Exercises -
• a. Answer these questions from the article on "Twenty Four Hours from Tulsa":
(i) Who wrote the song?
(ii) In what key is the verse?
(iii) What position did Pitney's hit reach on the 7 December 1963 Hot 100?
• b. Transcribe the part of the article on "Twenty Four Hours from Tulsa" that begins at the words "Its success in" and stops after "Silver Dollar Survey.".

Twenty Four Hours from Tulsa


"Twenty Four Hours from Tulsa" is a song written by Burt Bacharach and Hal David, and was originally a hit in 1963 for Gene Pitney.

Production

The song's lyrics tell of a traveling man who detours to a romance in a motel and ends up never returning home. The twists of the song's lyrics are echoed in the music's tonal ambiguity, a common feature of Bacharach's constructivist style. The verse is in G major, with a lydian implication in the melody supported by the supertonic major. At the start of the chorus, an interruption of the expected cadence by the subdominant chord establishes this as the new tonic, with the remainder of the chorus centered around the submediant, dominant and subdominant chords of this key. A similar interruption at the end of the chorus converts an expected perfect cadence in the new key to a modal cadence back into G major. At the end of the song, a dominant seventh on the tonic resolves as a perfect cadence into a new key to finish the song on the subdominant chord of the principal key.

Chart performance

Its success in the UK, peaking at #5, enabled Pitney to become an international star. In the US, Pitney's hit peaked at #17 on the 7 December 1963 Hot 100 and #2 on the 6 December 1963 WLS Silver Dollar Survey.

Cover versions

Influences

Less than two years later, Billy Joe Royal's "Down in the Boondocks" copied part of the arrangement of the tune.

[Extracted data entries]
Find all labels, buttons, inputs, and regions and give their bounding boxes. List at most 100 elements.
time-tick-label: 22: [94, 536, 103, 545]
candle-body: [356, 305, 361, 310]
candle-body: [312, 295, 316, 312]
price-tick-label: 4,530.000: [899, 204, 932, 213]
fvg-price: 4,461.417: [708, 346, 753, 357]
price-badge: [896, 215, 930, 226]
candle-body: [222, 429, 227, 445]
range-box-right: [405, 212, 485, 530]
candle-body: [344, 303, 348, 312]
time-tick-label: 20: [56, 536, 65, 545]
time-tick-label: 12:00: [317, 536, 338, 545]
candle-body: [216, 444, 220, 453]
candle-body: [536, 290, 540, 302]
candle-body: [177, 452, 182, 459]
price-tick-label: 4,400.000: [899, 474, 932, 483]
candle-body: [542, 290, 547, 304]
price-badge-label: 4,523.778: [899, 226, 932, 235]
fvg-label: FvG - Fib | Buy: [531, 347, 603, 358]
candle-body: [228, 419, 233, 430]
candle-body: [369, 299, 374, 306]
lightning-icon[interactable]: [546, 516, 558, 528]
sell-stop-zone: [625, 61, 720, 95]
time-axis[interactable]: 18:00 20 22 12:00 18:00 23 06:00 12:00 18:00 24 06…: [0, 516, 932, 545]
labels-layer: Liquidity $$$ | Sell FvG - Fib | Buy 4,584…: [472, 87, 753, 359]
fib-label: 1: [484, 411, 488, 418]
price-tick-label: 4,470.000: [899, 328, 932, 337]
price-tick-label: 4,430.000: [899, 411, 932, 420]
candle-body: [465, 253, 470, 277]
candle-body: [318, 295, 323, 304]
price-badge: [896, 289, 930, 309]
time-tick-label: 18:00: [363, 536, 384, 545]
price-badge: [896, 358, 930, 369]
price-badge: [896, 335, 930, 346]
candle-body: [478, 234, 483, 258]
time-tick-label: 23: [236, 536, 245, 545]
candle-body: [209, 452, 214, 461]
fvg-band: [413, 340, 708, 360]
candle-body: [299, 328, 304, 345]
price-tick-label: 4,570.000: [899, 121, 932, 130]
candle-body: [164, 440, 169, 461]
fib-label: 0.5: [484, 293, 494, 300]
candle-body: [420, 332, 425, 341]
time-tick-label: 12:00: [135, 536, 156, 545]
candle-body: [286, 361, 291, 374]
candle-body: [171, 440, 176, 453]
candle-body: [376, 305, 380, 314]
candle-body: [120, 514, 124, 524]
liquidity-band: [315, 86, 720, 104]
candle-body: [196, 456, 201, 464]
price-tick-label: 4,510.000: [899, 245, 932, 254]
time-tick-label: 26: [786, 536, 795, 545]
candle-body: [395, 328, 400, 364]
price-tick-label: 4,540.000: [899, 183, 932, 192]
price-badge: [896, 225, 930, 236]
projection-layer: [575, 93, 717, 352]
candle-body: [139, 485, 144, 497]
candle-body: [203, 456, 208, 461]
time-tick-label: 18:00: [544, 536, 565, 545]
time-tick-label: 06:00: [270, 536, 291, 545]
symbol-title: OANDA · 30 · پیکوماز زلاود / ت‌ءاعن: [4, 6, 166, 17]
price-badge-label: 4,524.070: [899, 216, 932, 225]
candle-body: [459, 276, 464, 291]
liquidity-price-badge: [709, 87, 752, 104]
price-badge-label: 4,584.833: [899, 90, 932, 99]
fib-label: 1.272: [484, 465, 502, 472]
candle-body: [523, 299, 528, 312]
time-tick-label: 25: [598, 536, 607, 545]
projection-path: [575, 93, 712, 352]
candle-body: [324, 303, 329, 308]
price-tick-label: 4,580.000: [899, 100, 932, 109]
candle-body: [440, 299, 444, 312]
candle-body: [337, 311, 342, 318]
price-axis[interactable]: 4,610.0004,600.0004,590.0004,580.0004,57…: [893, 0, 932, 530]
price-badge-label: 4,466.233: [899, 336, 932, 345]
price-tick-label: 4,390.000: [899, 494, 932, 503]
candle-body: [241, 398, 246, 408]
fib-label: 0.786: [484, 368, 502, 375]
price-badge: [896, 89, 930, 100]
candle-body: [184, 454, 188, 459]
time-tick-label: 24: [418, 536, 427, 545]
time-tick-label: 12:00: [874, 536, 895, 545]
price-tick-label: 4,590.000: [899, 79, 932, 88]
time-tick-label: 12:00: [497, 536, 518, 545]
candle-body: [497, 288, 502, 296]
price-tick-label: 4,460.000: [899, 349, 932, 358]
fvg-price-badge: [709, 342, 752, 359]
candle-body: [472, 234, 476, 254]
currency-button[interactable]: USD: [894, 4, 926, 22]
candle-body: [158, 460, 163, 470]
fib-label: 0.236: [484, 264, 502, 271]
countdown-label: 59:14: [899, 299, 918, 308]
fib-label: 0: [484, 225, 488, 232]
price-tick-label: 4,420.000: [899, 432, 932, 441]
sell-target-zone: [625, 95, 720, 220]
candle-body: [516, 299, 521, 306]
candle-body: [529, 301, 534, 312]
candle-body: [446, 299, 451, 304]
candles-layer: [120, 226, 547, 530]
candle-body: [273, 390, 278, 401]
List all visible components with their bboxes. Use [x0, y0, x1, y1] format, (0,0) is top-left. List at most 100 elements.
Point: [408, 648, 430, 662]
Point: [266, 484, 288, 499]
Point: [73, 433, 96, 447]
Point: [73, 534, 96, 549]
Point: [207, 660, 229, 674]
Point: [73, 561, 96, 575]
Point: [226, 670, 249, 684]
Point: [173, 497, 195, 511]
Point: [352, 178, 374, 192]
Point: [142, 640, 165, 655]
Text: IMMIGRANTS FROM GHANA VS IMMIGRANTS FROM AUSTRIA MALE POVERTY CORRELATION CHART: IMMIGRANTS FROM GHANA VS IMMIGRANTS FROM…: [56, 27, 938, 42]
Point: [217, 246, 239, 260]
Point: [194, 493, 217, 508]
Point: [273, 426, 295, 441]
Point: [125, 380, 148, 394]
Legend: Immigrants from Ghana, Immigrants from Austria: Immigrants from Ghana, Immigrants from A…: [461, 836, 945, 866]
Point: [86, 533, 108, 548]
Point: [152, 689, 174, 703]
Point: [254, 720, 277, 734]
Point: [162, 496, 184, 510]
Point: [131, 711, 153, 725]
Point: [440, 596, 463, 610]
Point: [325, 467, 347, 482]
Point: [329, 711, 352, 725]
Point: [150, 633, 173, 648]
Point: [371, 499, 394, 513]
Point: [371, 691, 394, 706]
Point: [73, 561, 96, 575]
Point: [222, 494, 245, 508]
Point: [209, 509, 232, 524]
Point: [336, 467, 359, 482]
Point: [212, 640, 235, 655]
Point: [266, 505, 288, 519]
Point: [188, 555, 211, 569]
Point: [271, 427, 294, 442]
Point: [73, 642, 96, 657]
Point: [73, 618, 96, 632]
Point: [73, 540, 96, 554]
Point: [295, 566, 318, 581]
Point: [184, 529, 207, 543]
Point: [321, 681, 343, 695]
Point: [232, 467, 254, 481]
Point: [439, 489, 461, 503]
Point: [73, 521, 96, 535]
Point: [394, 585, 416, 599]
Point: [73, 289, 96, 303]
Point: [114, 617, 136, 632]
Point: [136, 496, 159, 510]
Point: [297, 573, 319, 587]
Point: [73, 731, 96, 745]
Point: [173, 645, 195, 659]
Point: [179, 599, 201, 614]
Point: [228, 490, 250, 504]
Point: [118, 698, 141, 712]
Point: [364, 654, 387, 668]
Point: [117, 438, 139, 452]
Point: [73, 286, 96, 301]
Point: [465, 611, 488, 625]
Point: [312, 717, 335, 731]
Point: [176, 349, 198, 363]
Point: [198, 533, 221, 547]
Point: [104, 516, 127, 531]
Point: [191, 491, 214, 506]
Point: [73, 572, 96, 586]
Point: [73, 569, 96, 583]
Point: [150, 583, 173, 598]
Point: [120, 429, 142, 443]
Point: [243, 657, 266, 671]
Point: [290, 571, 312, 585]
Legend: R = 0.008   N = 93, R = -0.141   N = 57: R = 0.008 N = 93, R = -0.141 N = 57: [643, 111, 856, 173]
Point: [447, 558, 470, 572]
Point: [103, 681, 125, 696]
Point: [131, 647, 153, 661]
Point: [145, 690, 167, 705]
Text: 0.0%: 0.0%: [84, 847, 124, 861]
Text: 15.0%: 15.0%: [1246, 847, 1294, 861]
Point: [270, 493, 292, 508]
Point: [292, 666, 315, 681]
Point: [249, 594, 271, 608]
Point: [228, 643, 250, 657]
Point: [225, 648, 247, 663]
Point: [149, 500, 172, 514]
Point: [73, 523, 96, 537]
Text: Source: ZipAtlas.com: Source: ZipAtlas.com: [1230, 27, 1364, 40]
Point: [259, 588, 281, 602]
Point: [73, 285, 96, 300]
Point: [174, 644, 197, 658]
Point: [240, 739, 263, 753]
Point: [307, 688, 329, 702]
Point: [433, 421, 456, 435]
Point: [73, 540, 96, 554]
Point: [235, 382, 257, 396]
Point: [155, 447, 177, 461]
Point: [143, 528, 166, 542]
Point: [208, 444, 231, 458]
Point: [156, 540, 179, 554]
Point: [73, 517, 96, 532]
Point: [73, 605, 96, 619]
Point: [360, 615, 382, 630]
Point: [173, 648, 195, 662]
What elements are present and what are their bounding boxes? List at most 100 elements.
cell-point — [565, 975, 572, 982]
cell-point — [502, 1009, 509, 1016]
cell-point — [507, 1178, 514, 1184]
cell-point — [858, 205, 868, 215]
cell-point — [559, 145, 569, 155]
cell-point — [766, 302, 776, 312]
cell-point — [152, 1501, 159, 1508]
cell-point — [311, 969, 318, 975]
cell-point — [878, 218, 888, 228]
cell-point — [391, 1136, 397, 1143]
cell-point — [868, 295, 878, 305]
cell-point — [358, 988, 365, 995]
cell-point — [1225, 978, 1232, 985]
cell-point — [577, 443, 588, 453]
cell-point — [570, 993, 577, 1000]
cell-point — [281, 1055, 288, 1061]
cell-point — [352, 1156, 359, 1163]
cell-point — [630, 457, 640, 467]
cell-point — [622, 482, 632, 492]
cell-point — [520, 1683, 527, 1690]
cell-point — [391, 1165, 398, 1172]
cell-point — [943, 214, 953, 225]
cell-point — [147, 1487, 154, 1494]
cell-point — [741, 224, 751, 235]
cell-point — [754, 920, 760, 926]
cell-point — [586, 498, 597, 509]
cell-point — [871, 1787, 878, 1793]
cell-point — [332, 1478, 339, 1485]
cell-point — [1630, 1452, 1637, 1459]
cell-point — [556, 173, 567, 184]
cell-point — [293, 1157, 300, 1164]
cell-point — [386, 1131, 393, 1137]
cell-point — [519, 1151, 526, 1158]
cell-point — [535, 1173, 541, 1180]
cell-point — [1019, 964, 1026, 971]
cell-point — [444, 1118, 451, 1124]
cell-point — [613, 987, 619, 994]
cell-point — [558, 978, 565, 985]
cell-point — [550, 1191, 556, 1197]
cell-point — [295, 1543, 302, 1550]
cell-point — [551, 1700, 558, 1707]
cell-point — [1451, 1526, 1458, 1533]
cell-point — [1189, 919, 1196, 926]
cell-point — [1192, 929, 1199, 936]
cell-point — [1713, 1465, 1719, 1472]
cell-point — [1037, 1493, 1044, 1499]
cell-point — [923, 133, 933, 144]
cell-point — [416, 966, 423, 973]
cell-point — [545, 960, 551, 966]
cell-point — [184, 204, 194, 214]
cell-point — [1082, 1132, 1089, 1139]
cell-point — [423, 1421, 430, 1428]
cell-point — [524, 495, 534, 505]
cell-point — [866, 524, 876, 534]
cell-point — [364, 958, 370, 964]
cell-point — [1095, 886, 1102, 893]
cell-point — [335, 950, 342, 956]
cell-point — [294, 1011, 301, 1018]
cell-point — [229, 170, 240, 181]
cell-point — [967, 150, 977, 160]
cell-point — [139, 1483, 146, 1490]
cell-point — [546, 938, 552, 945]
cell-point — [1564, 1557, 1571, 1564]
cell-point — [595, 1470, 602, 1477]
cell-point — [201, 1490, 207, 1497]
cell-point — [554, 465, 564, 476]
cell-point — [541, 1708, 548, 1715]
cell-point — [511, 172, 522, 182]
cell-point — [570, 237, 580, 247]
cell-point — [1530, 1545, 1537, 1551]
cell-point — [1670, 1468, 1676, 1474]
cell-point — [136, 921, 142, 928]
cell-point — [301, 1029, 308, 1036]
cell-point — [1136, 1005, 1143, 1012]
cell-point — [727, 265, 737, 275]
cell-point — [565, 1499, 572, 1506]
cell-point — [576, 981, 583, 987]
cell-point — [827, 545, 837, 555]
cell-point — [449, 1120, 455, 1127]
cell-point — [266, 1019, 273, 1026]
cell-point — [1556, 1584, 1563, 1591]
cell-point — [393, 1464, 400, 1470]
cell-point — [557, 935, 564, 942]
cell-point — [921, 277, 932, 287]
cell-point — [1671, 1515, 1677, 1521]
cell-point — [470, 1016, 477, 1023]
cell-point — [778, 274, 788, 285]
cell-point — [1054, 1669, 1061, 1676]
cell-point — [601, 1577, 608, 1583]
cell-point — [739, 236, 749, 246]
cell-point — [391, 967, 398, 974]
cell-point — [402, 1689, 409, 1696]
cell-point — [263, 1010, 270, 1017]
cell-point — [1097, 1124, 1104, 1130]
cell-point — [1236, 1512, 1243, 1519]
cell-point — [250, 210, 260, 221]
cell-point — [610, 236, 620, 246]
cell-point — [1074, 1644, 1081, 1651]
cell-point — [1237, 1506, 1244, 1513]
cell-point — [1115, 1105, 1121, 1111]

Answers to each task -
• a.
(i) Burt Bacharach and Hal David
(ii) G major
(iii) #17

• b.
Its success in the UK, peaking at #5, enabled Pitney to become an international star. In the US, Pitney's hit peaked at #17 on the 7 December 1963 Hot 100 and #2 on the 6 December 1963 WLS Silver Dollar Survey.